■ Given instruction:
State only the number of lines that contain the string "from".

■ Data entries:
+===+
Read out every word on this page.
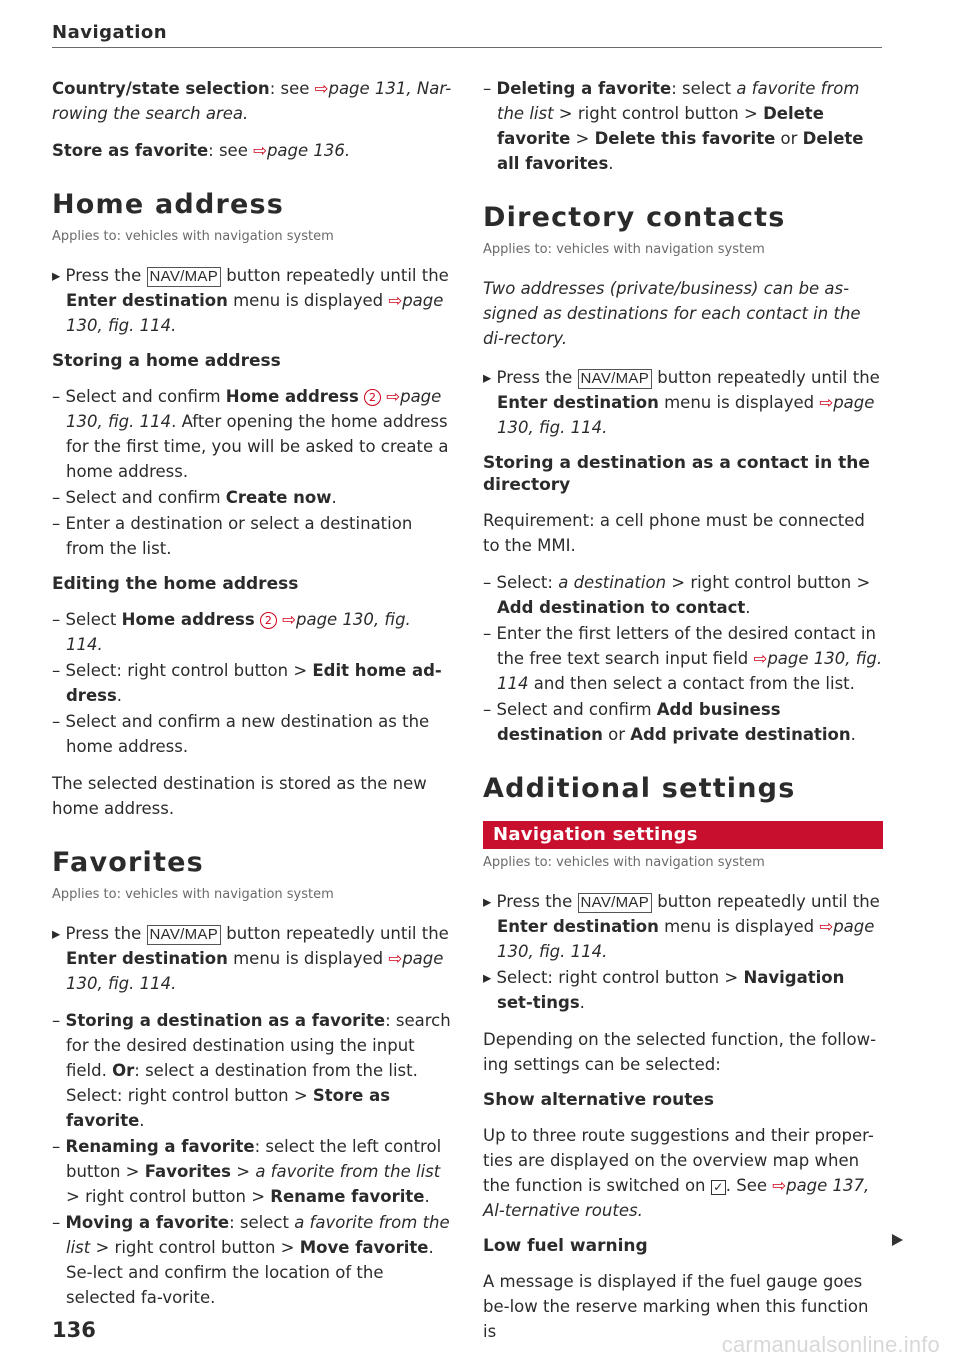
Navigation

Country/state selection: see ⇨page 131, Nar-rowing the search area.

Store as favorite: see ⇨page 136.

Home address
Applies to: vehicles with navigation system

▸ Press the NAV/MAP button repeatedly until the Enter destination menu is displayed ⇨page 130, fig. 114.

Storing a home address

– Select and confirm Home address 2 ⇨page 130, fig. 114. After opening the home address for the first time, you will be asked to create a home address.

– Select and confirm Create now.

– Enter a destination or select a destination from the list.

Editing the home address

– Select Home address 2 ⇨page 130, fig. 114.

– Select: right control button > Edit home ad-dress.

– Select and confirm a new destination as the home address.

The selected destination is stored as the new home address.

Favorites
Applies to: vehicles with navigation system

▸ Press the NAV/MAP button repeatedly until the Enter destination menu is displayed ⇨page 130, fig. 114.

– Storing a destination as a favorite: search for the desired destination using the input field. Or: select a destination from the list. Select: right control button > Store as favorite.

– Renaming a favorite: select the left control button > Favorites > a favorite from the list > right control button > Rename favorite.

– Moving a favorite: select a favorite from the list > right control button > Move favorite. Se-lect and confirm the location of the selected fa-vorite.

– Deleting a favorite: select a favorite from the list > right control button > Delete favorite > Delete this favorite or Delete all favorites.

Directory contacts
Applies to: vehicles with navigation system

Two addresses (private/business) can be as-signed as destinations for each contact in the di-rectory.

▸ Press the NAV/MAP button repeatedly until the Enter destination menu is displayed ⇨page 130, fig. 114.

Storing a destination as a contact in the directory

Requirement: a cell phone must be connected to the MMI.

– Select: a destination > right control button > Add destination to contact.

– Enter the first letters of the desired contact in the free text search input field ⇨page 130, fig. 114 and then select a contact from the list.

– Select and confirm Add business destination or Add private destination.

Additional settings
Navigation settings
Applies to: vehicles with navigation system

▸ Press the NAV/MAP button repeatedly until the Enter destination menu is displayed ⇨page 130, fig. 114.

▸ Select: right control button > Navigation set-tings.

Depending on the selected function, the follow-ing settings can be selected:

Show alternative routes

Up to three route suggestions and their proper-ties are displayed on the overview map when the function is switched on ✓ . See ⇨page 137, Al-ternative routes.

Low fuel warning

A message is displayed if the fuel gauge goes be-low the reserve marking when this function is

136
carmanualsonline.info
+===+
■ Response to this task:
6